◆ SOURCE
The Maluti Meander
How will I survive without my Blackberry? Was it a mistake to leave it under the seat of the car at the guesthouse in Zastron?
Already I miss its blinking red eye telling me that someone wants to chat or that I’m missing something desperately important on Facebook. It sounds pathetic, I know, but many of us feel this way. We’re trapped in the nine-to-five daily grind and we’re always available.
Well, not for the next four days; I’ve made myself unavailable.
Ruvan and I are about to experience the white waters and wilderness of the Orange River as part of a group of guides and paddlers exploring a “new” section of the river on twoman inflatables, known as crocs. Our starting point is around the corner from the Tele Bridge border post between South Africa and Lesotho.
This trip promises to be a real adventure. No operator has done a commercial trip on this 94km section of river before. 94km? Don’t worry, when the route is opened to the public later in the year it will cover a shorter distance.
Our group leader, Andrew Kellett from Gravity Adventures, has paddled the route before. In 2006 he was a member of the support team for six people who swam the length of the Orange River. And I thought we were crazy.
The rest of us have no idea what lies ahead. How wild are the rapids? Is there a waterfall somewhere? Where will we sleep?
More worryingly, however, is the snow on the peaks of the Maluti Mountains. It’s mid-June and it’s frostbite cold. Gravity wants to launch this route in summer, so we have to freeze our bums off now. The things a journalist will do for his readers…
So here we are, a group of 15 paddlers in wetsuits, with beanies pulled low over our ears, ready for action. Bring it on!
A whole new world
The most important part of the paddling safety talk is learning the cocktail position: If you get separated from your croc, float on your back and your life jacket will stop you from sinking.

◆ DATA EXTRACT

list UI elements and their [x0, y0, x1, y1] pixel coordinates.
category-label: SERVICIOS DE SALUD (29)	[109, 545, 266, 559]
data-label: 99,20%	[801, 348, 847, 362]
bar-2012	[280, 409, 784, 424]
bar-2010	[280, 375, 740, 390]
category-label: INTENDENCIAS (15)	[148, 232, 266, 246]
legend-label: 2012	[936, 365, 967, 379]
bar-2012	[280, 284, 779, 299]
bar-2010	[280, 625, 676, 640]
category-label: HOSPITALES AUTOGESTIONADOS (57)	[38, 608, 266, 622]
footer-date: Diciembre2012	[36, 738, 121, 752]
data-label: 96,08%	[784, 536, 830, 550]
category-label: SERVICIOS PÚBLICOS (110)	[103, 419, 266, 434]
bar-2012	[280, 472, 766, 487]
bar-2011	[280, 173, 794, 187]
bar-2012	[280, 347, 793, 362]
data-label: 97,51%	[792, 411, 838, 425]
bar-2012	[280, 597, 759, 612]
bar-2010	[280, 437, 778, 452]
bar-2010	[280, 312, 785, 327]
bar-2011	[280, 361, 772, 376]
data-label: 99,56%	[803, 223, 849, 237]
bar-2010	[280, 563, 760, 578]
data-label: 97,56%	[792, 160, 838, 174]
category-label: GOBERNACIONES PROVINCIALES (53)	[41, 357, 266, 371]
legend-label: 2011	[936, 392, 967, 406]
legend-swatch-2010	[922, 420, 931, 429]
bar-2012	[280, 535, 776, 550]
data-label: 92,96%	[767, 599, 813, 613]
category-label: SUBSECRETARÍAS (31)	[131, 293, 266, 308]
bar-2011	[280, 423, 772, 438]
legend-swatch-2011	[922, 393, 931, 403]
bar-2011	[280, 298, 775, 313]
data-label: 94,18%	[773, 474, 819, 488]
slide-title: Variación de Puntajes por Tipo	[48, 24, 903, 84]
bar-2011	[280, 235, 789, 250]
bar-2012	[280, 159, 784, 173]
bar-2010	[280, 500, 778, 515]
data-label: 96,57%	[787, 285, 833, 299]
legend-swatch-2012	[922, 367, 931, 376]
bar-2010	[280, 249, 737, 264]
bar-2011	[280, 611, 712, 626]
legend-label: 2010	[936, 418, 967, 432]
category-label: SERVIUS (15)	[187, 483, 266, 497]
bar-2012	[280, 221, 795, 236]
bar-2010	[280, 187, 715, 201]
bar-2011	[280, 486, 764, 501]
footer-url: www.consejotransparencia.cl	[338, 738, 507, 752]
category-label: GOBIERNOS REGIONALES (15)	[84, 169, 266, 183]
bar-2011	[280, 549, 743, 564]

◆ REQUEST
According to the Orange River trip account, why is the group paddling in mid-June despite the freezing cold? You won't need the records for this.

◆ FINISHED EXERCISE
Gravity Adventures wants to launch the route in summer, so the group has to test it now.